*** Given records ***

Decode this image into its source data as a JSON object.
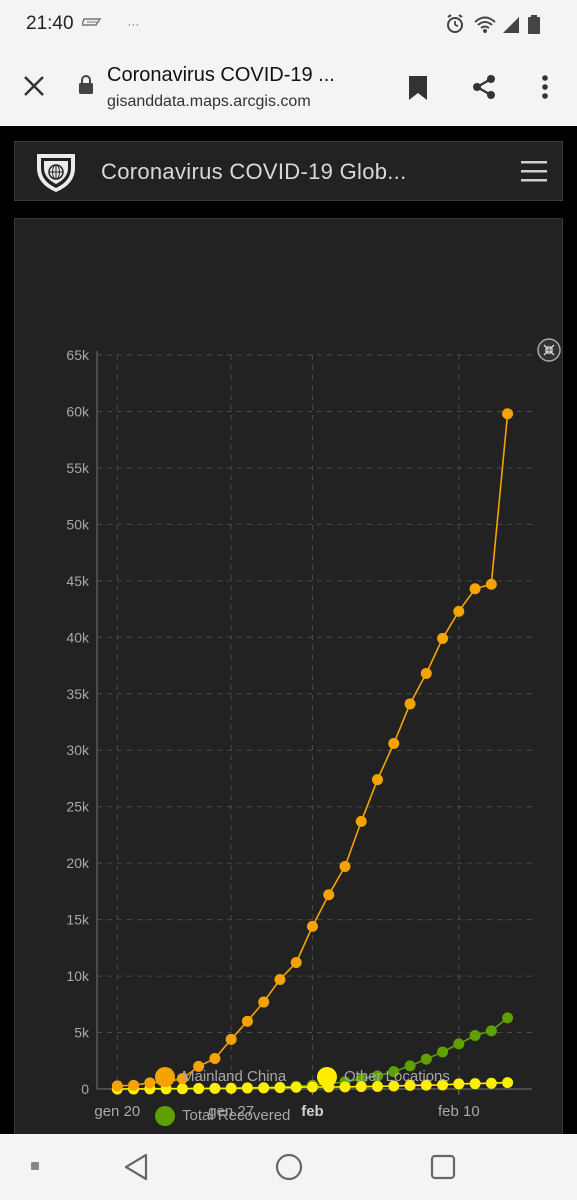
{
  "status_bar": {
    "time": "21:40",
    "extra": "···"
  },
  "browser": {
    "title": "Coronavirus COVID-19 ...",
    "url": "gisanddata.maps.arcgis.com"
  },
  "app": {
    "title": "Coronavirus COVID-19 Glob..."
  },
  "colors": {
    "mainland": "#f5a300",
    "other": "#ffee00",
    "recovered": "#5ea000"
  },
  "chart_data": {
    "type": "line",
    "ylim": [
      0,
      65000
    ],
    "yticks": [
      "0",
      "5k",
      "10k",
      "15k",
      "20k",
      "25k",
      "30k",
      "35k",
      "40k",
      "45k",
      "50k",
      "55k",
      "60k",
      "65k"
    ],
    "xticks": [
      {
        "label": "gen 20",
        "day": 0
      },
      {
        "label": "gen 27",
        "day": 7
      },
      {
        "label": "feb",
        "day": 12,
        "bold": true
      },
      {
        "label": "feb 10",
        "day": 21
      }
    ],
    "x_days": [
      0,
      1,
      2,
      3,
      4,
      5,
      6,
      7,
      8,
      9,
      10,
      11,
      12,
      13,
      14,
      15,
      16,
      17,
      18,
      19,
      20,
      21,
      22,
      23,
      24
    ],
    "series": [
      {
        "name": "Mainland China",
        "color": "#f5a300",
        "values": [
          278,
          326,
          547,
          639,
          916,
          2000,
          2700,
          4400,
          6000,
          7700,
          9700,
          11200,
          14400,
          17200,
          19700,
          23700,
          27400,
          30600,
          34100,
          36800,
          39900,
          42300,
          44300,
          44700,
          59800
        ]
      },
      {
        "name": "Other Locations",
        "color": "#ffee00",
        "values": [
          4,
          6,
          8,
          14,
          25,
          40,
          57,
          64,
          87,
          105,
          118,
          153,
          173,
          183,
          188,
          212,
          227,
          265,
          317,
          343,
          361,
          457,
          476,
          512,
          565
        ]
      },
      {
        "name": "Total Recovered",
        "color": "#5ea000",
        "values": [
          0,
          0,
          28,
          30,
          36,
          49,
          54,
          63,
          110,
          126,
          171,
          243,
          328,
          475,
          632,
          892,
          1153,
          1540,
          2050,
          2649,
          3281,
          3996,
          4740,
          5150,
          6295
        ]
      }
    ]
  }
}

*** End of Given records ***

Please determine how many lines in the entries contain the word "name" and answer with the number alone.

3